# Start of Supplied data
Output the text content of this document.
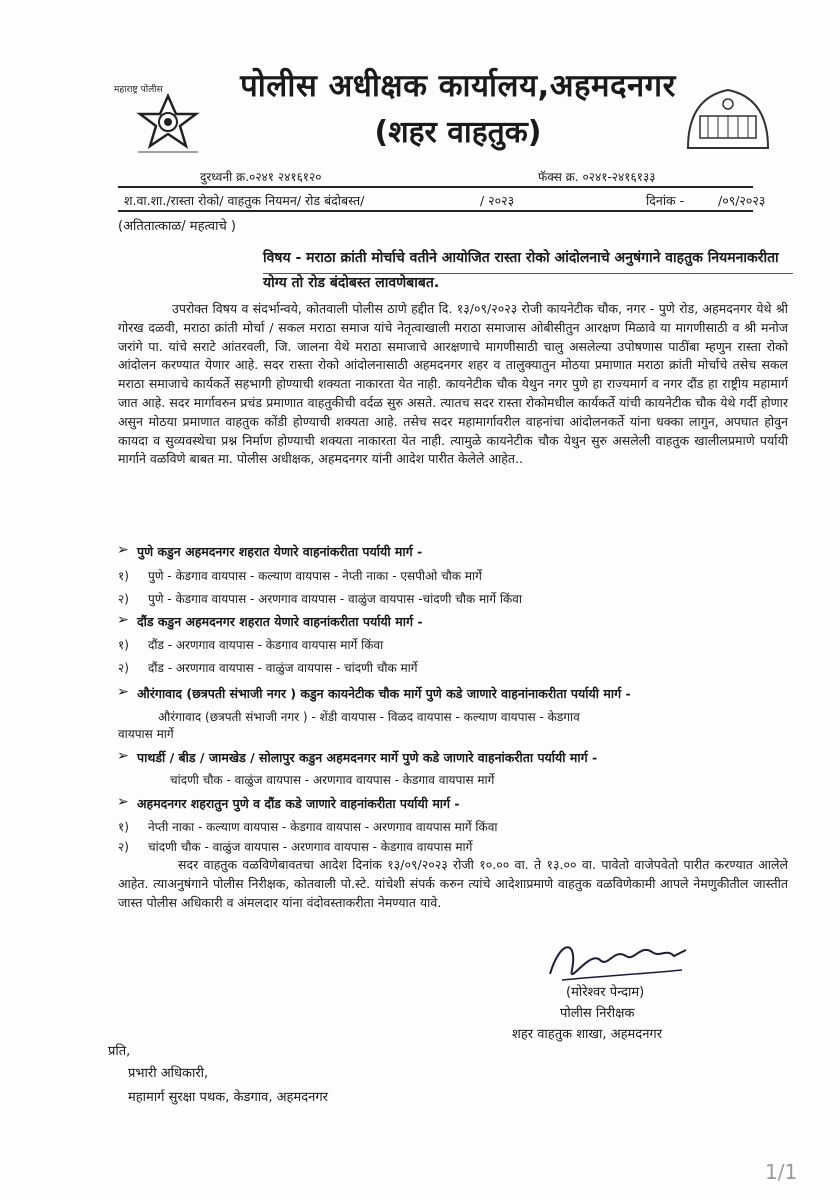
महाराष्ट्र पोलीस	पोलीस अधीक्षक कार्यालय,अहमदनगर
(शहर वाहतुक)
दुरध्वनी क्र.०२४१ २४१६१२०	फॅक्स क्र. ०२४१-२४१६१३३
श.वा.शा./रास्ता रोको/ वाहतुक नियमन/ रोड बंदोबस्त/	/ २०२३	दिनांक -	/०९/२०२३
(अतितात्काळ/ महत्वाचे )
विषय - मराठा क्रांती मोर्चाचे वतीने आयोजित रास्ता रोको आंदोलनाचे अनुषंगाने वाहतुक नियमनाकरीता योग्य तो रोड बंदोबस्त लावणेबाबत.
उपरोक्त विषय व संदर्भान्वये, कोतवाली पोलीस ठाणे हद्दीत दि. १३/०९/२०२३ रोजी कायनेटीक चौक, नगर - पुणे रोड, अहमदनगर येथे श्री गोरख दळवी, मराठा क्रांती मोर्चा / सकल मराठा समाज यांचे नेतृत्वाखाली मराठा समाजास ओबीसीतुन आरक्षण मिळावे या मागणीसाठी व श्री मनोज जरांगे पा. यांचे सराटे आंतरवली, जि. जालना येथे मराठा समाजाचे आरक्षणाचे मागणीसाठी चालु असलेल्या उपोषणास पाठींबा म्हणुन रास्ता रोको आंदोलन करण्यात येणार आहे. सदर रास्ता रोको आंदोलनासाठी अहमदनगर शहर व तालुक्यातुन मोठया प्रमाणात मराठा क्रांती मोर्चाचे तसेच सकल मराठा समाजाचे कार्यकर्ते सहभागी होण्याची शक्यता नाकारता येत नाही. कायनेटीक चौक येथुन नगर पुणे हा राज्यमार्ग व नगर दौंड हा राष्ट्रीय महामार्ग जात आहे. सदर मार्गावरुन प्रचंड प्रमाणात वाहतुकीची वर्दळ सुरु असते. त्यातच सदर रास्ता रोकोमधील कार्यकर्ते यांची कायनेटीक चौक येथे गर्दी होणार असुन मोठया प्रमाणात वाहतुक कोंडी होण्याची शक्यता आहे. तसेच सदर महामार्गावरील वाहनांचा आंदोलनकर्ते यांना धक्का लागुन, अपघात होवुन कायदा व सुव्यवस्थेचा प्रश्न निर्माण होण्याची शक्यता नाकारता येत नाही. त्यामुळे कायनेटीक चौक येथुन सुरु असलेली वाहतुक खालीलप्रमाणे पर्यायी मार्गाने वळविणे बाबत मा. पोलीस अधीक्षक, अहमदनगर यांनी आदेश पारीत केलेले आहेत..
➢ पुणे कडुन अहमदनगर शहरात येणारे वाहनांकरीता पर्यायी मार्ग -
१) पुणे - केडगाव वायपास - कल्याण वायपास - नेप्ती नाका - एसपीओ चौक मार्गे
२) पुणे - केडगाव वायपास - अरणगाव वायपास - वाळुंज वायपास -चांदणी चौक मार्गे किंवा
➢ दौंड कडुन अहमदनगर शहरात येणारे वाहनांकरीता पर्यायी मार्ग -
१) दौंड - अरणगाव वायपास - केडगाव वायपास मार्गे किंवा
२) दौंड - अरणगाव वायपास - वाळुंज वायपास - चांदणी चौक मार्गे
➢ औरंगावाद (छत्रपती संभाजी नगर ) कडुन कायनेटीक चौक मार्गे पुणे कडे जाणारे वाहनांनाकरीता पर्यायी मार्ग -
औरंगावाद (छत्रपती संभाजी नगर ) - शेंडी वायपास - विळद वायपास - कल्याण वायपास - केडगाव
वायपास मार्गे
➢ पाथर्डी / बीड / जामखेड / सोलापुर कडुन अहमदनगर मार्गे पुणे कडे जाणारे वाहनांकरीता पर्यायी मार्ग -
चांदणी चौक - वाळुंज वायपास - अरणगाव वायपास - केडगाव वायपास मार्गे
➢ अहमदनगर शहरातुन पुणे व दौंड कडे जाणारे वाहनांकरीता पर्यायी मार्ग -
१) नेप्ती नाका - कल्याण वायपास - केडगाव वायपास - अरणगाव वायपास मार्गे किंवा
२) चांदणी चौक - वाळुंज वायपास - अरणगाव वायपास - केडगाव वायपास मार्गे
सदर वाहतुक वळविणेबावतचा आदेश दिनांक १३/०९/२०२३ रोजी १०.०० वा. ते १३.०० वा. पावेतो वाजेपवेतो पारीत करण्यात आलेले आहेत. त्याअनुषंगाने पोलीस निरीक्षक, कोतवाली पो.स्टे. यांचेशी संपर्क करुन त्यांचे आदेशाप्रमाणे वाहतुक वळविणेकामी आपले नेमणुकीतील जास्तीत जास्त पोलीस अधिकारी व अंमलदार यांना वंदोवस्ताकरीता नेमण्यात यावे.
(मोरेश्वर पेन्दाम)
पोलीस निरीक्षक
शहर वाहतुक शाखा, अहमदनगर
प्रति,
प्रभारी अधिकारी,
महामार्ग सुरक्षा पथक, केडगाव, अहमदनगर
1/1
# End of Supplied data
> **Instructions for the task**
Reproduce each line exactly, please, except for any pictures.

> **Solution**
Output the text content of this document.
महाराष्ट्र पोलीस	पोलीस अधीक्षक कार्यालय,अहमदनगर
(शहर वाहतुक)
दुरध्वनी क्र.०२४१ २४१६१२०	फॅक्स क्र. ०२४१-२४१६१३३
श.वा.शा./रास्ता रोको/ वाहतुक नियमन/ रोड बंदोबस्त/	/ २०२३	दिनांक -	/०९/२०२३
(अतितात्काळ/ महत्वाचे )
विषय - मराठा क्रांती मोर्चाचे वतीने आयोजित रास्ता रोको आंदोलनाचे अनुषंगाने वाहतुक नियमनाकरीता योग्य तो रोड बंदोबस्त लावणेबाबत.
उपरोक्त विषय व संदर्भान्वये, कोतवाली पोलीस ठाणे हद्दीत दि. १३/०९/२०२३ रोजी कायनेटीक चौक, नगर - पुणे रोड, अहमदनगर येथे श्री गोरख दळवी, मराठा क्रांती मोर्चा / सकल मराठा समाज यांचे नेतृत्वाखाली मराठा समाजास ओबीसीतुन आरक्षण मिळावे या मागणीसाठी व श्री मनोज जरांगे पा. यांचे सराटे आंतरवली, जि. जालना येथे मराठा समाजाचे आरक्षणाचे मागणीसाठी चालु असलेल्या उपोषणास पाठींबा म्हणुन रास्ता रोको आंदोलन करण्यात येणार आहे. सदर रास्ता रोको आंदोलनासाठी अहमदनगर शहर व तालुक्यातुन मोठया प्रमाणात मराठा क्रांती मोर्चाचे तसेच सकल मराठा समाजाचे कार्यकर्ते सहभागी होण्याची शक्यता नाकारता येत नाही. कायनेटीक चौक येथुन नगर पुणे हा राज्यमार्ग व नगर दौंड हा राष्ट्रीय महामार्ग जात आहे. सदर मार्गावरुन प्रचंड प्रमाणात वाहतुकीची वर्दळ सुरु असते. त्यातच सदर रास्ता रोकोमधील कार्यकर्ते यांची कायनेटीक चौक येथे गर्दी होणार असुन मोठया प्रमाणात वाहतुक कोंडी होण्याची शक्यता आहे. तसेच सदर महामार्गावरील वाहनांचा आंदोलनकर्ते यांना धक्का लागुन, अपघात होवुन कायदा व सुव्यवस्थेचा प्रश्न निर्माण होण्याची शक्यता नाकारता येत नाही. त्यामुळे कायनेटीक चौक येथुन सुरु असलेली वाहतुक खालीलप्रमाणे पर्यायी मार्गाने वळविणे बाबत मा. पोलीस अधीक्षक, अहमदनगर यांनी आदेश पारीत केलेले आहेत..
➢ पुणे कडुन अहमदनगर शहरात येणारे वाहनांकरीता पर्यायी मार्ग -
१) पुणे - केडगाव वायपास - कल्याण वायपास - नेप्ती नाका - एसपीओ चौक मार्गे
२) पुणे - केडगाव वायपास - अरणगाव वायपास - वाळुंज वायपास -चांदणी चौक मार्गे किंवा
➢ दौंड कडुन अहमदनगर शहरात येणारे वाहनांकरीता पर्यायी मार्ग -
१) दौंड - अरणगाव वायपास - केडगाव वायपास मार्गे किंवा
२) दौंड - अरणगाव वायपास - वाळुंज वायपास - चांदणी चौक मार्गे
➢ औरंगावाद (छत्रपती संभाजी नगर ) कडुन कायनेटीक चौक मार्गे पुणे कडे जाणारे वाहनांनाकरीता पर्यायी मार्ग -
औरंगावाद (छत्रपती संभाजी नगर ) - शेंडी वायपास - विळद वायपास - कल्याण वायपास - केडगाव
वायपास मार्गे
➢ पाथर्डी / बीड / जामखेड / सोलापुर कडुन अहमदनगर मार्गे पुणे कडे जाणारे वाहनांकरीता पर्यायी मार्ग -
चांदणी चौक - वाळुंज वायपास - अरणगाव वायपास - केडगाव वायपास मार्गे
➢ अहमदनगर शहरातुन पुणे व दौंड कडे जाणारे वाहनांकरीता पर्यायी मार्ग -
१) नेप्ती नाका - कल्याण वायपास - केडगाव वायपास - अरणगाव वायपास मार्गे किंवा
२) चांदणी चौक - वाळुंज वायपास - अरणगाव वायपास - केडगाव वायपास मार्गे
सदर वाहतुक वळविणेबावतचा आदेश दिनांक १३/०९/२०२३ रोजी १०.०० वा. ते १३.०० वा. पावेतो वाजेपवेतो पारीत करण्यात आलेले आहेत. त्याअनुषंगाने पोलीस निरीक्षक, कोतवाली पो.स्टे. यांचेशी संपर्क करुन त्यांचे आदेशाप्रमाणे वाहतुक वळविणेकामी आपले नेमणुकीतील जास्तीत जास्त पोलीस अधिकारी व अंमलदार यांना वंदोवस्ताकरीता नेमण्यात यावे.
(मोरेश्वर पेन्दाम)
पोलीस निरीक्षक
शहर वाहतुक शाखा, अहमदनगर
प्रति,
प्रभारी अधिकारी,
महामार्ग सुरक्षा पथक, केडगाव, अहमदनगर
1/1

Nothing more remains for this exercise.